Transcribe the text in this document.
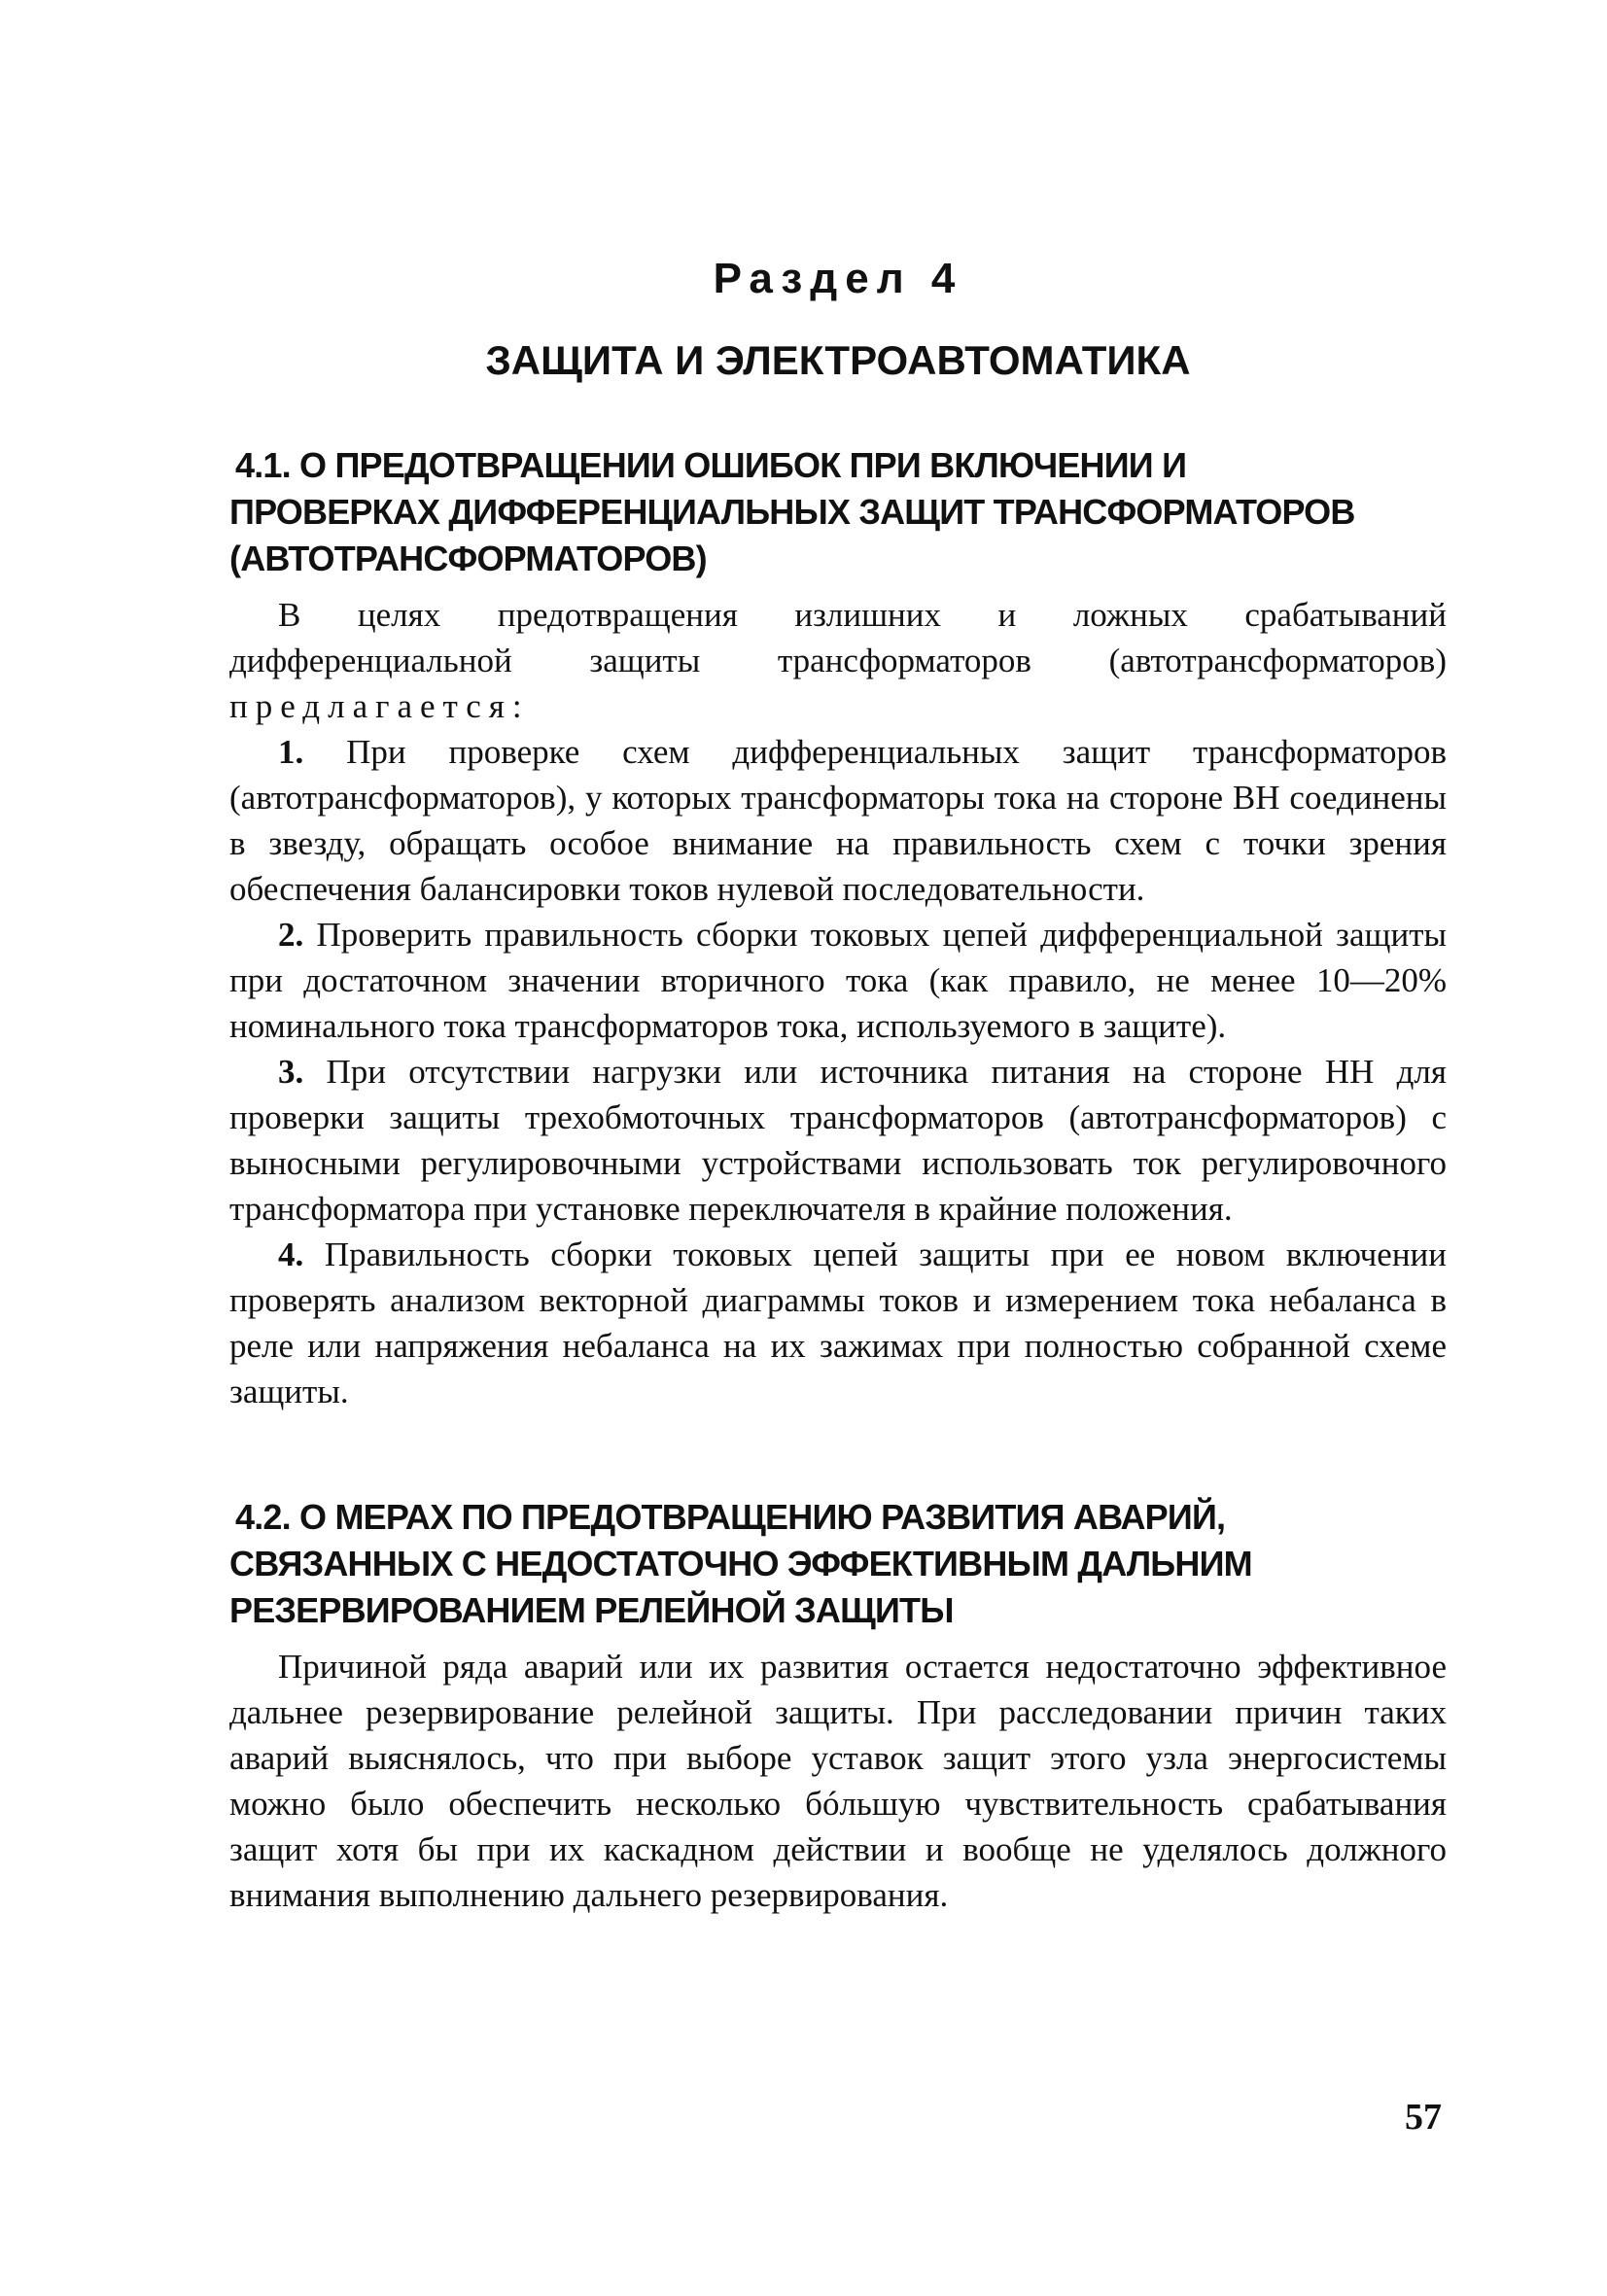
Раздел 4
ЗАЩИТА И ЭЛЕКТРОАВТОМАТИКА
4.1. О ПРЕДОТВРАЩЕНИИ ОШИБОК ПРИ ВКЛЮЧЕНИИ И
ПРОВЕРКАХ ДИФФЕРЕНЦИАЛЬНЫХ ЗАЩИТ ТРАНСФОРМАТОРОВ
(АВТОТРАНСФОРМАТОРОВ)

В целях предотвращения излишних и ложных срабатываний дифференциальной защиты трансформаторов (автотрансформаторов) предлагается:

1. При проверке схем дифференциальных защит трансформаторов (автотрансформаторов), у которых трансформаторы тока на стороне ВН соединены в звезду, обращать особое внимание на правильность схем с точки зрения обеспечения балансировки токов нулевой последовательности.

2. Проверить правильность сборки токовых цепей дифференциальной защиты при достаточном значении вторичного тока (как правило, не менее 10—20% номинального тока трансформаторов тока, используемого в защите).

3. При отсутствии нагрузки или источника питания на стороне НН для проверки защиты трехобмоточных трансформаторов (автотрансформаторов) с выносными регулировочными устройствами использовать ток регулировочного трансформатора при установке переключателя в крайние положения.

4. Правильность сборки токовых цепей защиты при ее новом включении проверять анализом векторной диаграммы токов и измерением тока небаланса в реле или напряжения небаланса на их зажимах при полностью собранной схеме защиты.

4.2. О МЕРАХ ПО ПРЕДОТВРАЩЕНИЮ РАЗВИТИЯ АВАРИЙ,
СВЯЗАННЫХ С НЕДОСТАТОЧНО ЭФФЕКТИВНЫМ ДАЛЬНИМ
РЕЗЕРВИРОВАНИЕМ РЕЛЕЙНОЙ ЗАЩИТЫ

Причиной ряда аварий или их развития остается недостаточно эффективное дальнее резервирование релейной защиты. При расследовании причин таких аварий выяснялось, что при выборе уставок защит этого узла энергосистемы можно было обеспечить несколько бóльшую чувствительность срабатывания защит хотя бы при их каскадном действии и вообще не уделялось должного внимания выполнению дальнего резервирования.

57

+-------+

**Written task:**
In the records above, locate the lines holding the word "токовых". Copy each of them.

**Output for this task:**
2. Проверить правильность сборки токовых цепей дифференциальной защиты при достаточном значении вторичного тока (как правило, не менее 10—20% номинального тока трансформаторов тока, используемого в защите).
4. Правильность сборки токовых цепей защиты при ее новом включении проверять анализом векторной диаграммы токов и измерением тока небаланса в реле или напряжения небаланса на их зажимах при полностью собранной схеме защиты.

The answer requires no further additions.